▶ _GIVEN REQUEST_
From the entries below, please gather each line containing the string "naissance".
====== SUPPLIED RECORDS
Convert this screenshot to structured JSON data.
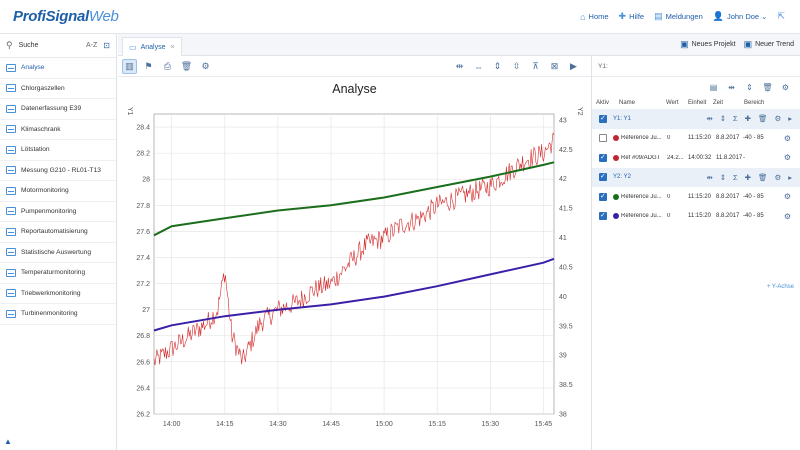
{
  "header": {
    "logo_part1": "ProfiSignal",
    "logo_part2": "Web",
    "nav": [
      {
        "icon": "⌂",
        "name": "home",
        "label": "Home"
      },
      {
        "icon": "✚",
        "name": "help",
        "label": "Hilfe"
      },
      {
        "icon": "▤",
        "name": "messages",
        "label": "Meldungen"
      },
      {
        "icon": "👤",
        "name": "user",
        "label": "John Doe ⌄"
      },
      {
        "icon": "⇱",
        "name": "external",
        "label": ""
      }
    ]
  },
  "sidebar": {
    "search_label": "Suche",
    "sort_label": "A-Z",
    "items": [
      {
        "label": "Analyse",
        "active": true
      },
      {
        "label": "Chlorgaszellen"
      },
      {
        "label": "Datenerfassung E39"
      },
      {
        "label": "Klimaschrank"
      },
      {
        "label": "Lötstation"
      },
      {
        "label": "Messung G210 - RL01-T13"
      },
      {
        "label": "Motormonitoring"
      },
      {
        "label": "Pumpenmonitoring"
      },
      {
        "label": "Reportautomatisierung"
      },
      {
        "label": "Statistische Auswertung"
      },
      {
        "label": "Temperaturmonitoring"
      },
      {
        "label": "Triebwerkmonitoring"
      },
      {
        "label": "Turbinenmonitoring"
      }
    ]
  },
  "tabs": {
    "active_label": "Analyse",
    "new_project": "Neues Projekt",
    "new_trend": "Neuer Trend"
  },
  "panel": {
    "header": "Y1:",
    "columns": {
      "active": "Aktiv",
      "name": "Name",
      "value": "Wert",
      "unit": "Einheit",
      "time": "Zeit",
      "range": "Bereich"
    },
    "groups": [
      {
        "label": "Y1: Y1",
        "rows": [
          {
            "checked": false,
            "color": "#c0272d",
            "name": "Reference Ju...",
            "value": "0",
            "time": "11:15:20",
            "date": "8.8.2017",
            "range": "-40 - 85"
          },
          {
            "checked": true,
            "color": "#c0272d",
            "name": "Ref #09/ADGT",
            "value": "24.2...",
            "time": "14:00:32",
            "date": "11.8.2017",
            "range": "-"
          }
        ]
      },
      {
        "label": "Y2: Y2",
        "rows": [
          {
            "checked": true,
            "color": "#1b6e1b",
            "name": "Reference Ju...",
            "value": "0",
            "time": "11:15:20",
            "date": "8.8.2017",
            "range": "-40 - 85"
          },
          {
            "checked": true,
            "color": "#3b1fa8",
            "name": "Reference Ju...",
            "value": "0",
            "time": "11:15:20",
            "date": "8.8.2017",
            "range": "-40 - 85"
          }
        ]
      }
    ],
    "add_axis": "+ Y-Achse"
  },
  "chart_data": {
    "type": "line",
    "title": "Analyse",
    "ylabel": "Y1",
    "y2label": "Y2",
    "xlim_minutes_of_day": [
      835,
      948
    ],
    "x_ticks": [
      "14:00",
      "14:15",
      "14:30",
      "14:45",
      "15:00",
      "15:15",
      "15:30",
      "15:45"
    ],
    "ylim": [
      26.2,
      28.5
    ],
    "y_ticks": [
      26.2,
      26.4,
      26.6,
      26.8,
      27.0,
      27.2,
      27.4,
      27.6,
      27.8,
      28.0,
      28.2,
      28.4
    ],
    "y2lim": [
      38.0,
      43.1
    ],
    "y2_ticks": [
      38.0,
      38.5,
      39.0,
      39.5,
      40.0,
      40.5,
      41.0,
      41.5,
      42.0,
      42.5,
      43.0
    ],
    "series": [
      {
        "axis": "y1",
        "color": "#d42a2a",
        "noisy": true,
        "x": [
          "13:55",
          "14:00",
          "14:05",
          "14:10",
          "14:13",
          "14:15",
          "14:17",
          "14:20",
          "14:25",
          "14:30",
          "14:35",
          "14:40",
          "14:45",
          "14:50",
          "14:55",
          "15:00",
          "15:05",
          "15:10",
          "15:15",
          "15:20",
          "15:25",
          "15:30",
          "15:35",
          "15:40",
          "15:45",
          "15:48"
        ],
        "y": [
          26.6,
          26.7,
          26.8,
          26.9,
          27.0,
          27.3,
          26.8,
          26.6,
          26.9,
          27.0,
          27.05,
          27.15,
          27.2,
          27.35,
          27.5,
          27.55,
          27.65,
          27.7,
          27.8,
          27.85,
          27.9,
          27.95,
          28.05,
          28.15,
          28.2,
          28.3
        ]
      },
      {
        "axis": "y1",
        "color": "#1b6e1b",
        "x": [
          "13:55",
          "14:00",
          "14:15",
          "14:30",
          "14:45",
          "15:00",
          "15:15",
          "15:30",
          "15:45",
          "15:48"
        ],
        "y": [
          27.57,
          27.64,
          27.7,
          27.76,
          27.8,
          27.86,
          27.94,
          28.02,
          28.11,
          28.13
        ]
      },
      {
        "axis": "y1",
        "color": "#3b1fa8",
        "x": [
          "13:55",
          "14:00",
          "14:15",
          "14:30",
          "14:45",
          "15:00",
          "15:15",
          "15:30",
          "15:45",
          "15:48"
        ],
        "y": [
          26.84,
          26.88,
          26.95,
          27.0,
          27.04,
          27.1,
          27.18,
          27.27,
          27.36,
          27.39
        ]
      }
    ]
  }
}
============
====== SUPPLIED RECORDS
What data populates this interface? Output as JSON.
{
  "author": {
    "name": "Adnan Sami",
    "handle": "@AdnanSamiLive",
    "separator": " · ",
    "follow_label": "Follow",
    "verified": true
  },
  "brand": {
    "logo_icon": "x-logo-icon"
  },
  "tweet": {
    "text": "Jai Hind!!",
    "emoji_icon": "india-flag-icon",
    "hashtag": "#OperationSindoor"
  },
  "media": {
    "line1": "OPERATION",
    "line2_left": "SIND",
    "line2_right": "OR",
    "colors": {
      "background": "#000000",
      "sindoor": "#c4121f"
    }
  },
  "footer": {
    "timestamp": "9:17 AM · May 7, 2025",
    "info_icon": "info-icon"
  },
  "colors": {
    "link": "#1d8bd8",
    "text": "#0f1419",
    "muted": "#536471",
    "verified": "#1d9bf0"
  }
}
============
====== SUPPLIED RECORDS
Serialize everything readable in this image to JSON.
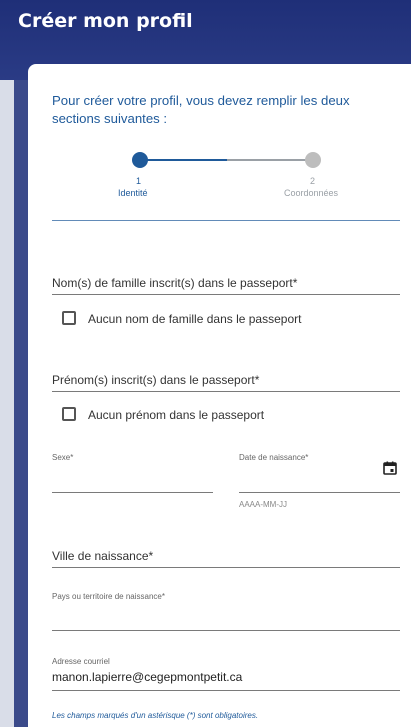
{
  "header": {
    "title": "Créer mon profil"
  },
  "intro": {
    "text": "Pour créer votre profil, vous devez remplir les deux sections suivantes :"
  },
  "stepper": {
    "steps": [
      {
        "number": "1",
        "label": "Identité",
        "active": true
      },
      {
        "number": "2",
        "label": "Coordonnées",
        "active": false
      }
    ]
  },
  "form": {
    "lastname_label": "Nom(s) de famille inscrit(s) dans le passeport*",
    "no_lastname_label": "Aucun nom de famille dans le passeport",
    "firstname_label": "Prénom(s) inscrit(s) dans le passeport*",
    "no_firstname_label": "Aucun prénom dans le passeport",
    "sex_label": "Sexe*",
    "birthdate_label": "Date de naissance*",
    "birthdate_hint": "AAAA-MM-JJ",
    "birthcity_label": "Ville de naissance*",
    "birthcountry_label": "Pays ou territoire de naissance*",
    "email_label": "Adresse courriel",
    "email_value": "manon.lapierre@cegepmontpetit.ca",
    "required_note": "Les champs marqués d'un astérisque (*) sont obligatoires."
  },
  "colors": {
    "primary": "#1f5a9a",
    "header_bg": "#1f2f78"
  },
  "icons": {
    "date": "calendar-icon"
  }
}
============
▶ _EXERCISE SOLUTION_
    "birthdate_label": "Date de naissance*",
    "birthcity_label": "Ville de naissance*",
    "birthcountry_label": "Pays ou territoire de naissance*",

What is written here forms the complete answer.